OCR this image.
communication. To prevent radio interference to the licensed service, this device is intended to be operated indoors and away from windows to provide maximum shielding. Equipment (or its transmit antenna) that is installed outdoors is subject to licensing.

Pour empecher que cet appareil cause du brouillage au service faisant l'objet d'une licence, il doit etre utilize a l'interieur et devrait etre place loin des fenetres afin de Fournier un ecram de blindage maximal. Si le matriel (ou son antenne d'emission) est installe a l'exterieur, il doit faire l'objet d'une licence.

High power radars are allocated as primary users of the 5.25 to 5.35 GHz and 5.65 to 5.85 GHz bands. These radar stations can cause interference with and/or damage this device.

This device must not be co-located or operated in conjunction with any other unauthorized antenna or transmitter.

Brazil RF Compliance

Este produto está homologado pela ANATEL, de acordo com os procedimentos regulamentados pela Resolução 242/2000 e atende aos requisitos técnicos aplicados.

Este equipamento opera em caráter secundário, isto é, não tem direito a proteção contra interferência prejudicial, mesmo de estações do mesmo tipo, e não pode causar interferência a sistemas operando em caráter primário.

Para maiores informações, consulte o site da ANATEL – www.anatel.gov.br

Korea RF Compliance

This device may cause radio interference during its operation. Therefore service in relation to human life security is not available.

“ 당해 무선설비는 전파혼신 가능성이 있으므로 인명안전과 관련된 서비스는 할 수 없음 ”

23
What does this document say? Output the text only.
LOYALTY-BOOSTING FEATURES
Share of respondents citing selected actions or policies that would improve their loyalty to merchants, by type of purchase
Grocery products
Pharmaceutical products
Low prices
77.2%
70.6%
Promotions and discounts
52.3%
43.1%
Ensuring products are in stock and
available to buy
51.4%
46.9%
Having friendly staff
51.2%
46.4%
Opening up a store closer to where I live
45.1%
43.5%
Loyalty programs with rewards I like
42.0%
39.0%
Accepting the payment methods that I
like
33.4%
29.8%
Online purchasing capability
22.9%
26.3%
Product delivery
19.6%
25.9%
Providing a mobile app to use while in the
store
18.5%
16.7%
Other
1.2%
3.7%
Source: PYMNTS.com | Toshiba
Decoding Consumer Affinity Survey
□ □ □
Stated exercise: Reproduce the full set of records precisely.

Exercise solution:
OCR this image.
communication. To prevent radio interference to the licensed service, this device is intended to be operated indoors and away from windows to provide maximum shielding. Equipment (or its transmit antenna) that is installed outdoors is subject to licensing.

Pour empecher que cet appareil cause du brouillage au service faisant l'objet d'une licence, il doit etre utilize a l'interieur et devrait etre place loin des fenetres afin de Fournier un ecram de blindage maximal. Si le matriel (ou son antenne d'emission) est installe a l'exterieur, il doit faire l'objet d'une licence.

High power radars are allocated as primary users of the 5.25 to 5.35 GHz and 5.65 to 5.85 GHz bands. These radar stations can cause interference with and/or damage this device.

This device must not be co-located or operated in conjunction with any other unauthorized antenna or transmitter.

Brazil RF Compliance

Este produto está homologado pela ANATEL, de acordo com os procedimentos regulamentados pela Resolução 242/2000 e atende aos requisitos técnicos aplicados.

Este equipamento opera em caráter secundário, isto é, não tem direito a proteção contra interferência prejudicial, mesmo de estações do mesmo tipo, e não pode causar interferência a sistemas operando em caráter primário.

Para maiores informações, consulte o site da ANATEL – www.anatel.gov.br

Korea RF Compliance

This device may cause radio interference during its operation. Therefore service in relation to human life security is not available.

“ 당해 무선설비는 전파혼신 가능성이 있으므로 인명안전과 관련된 서비스는 할 수 없음 ”

23
What does this document say? Output the text only.
LOYALTY-BOOSTING FEATURES
Share of respondents citing selected actions or policies that would improve their loyalty to merchants, by type of purchase
Grocery products
Pharmaceutical products
Low prices
77.2%
70.6%
Promotions and discounts
52.3%
43.1%
Ensuring products are in stock and
available to buy
51.4%
46.9%
Having friendly staff
51.2%
46.4%
Opening up a store closer to where I live
45.1%
43.5%
Loyalty programs with rewards I like
42.0%
39.0%
Accepting the payment methods that I
like
33.4%
29.8%
Online purchasing capability
22.9%
26.3%
Product delivery
19.6%
25.9%
Providing a mobile app to use while in the
store
18.5%
16.7%
Other
1.2%
3.7%
Source: PYMNTS.com | Toshiba
Decoding Consumer Affinity Survey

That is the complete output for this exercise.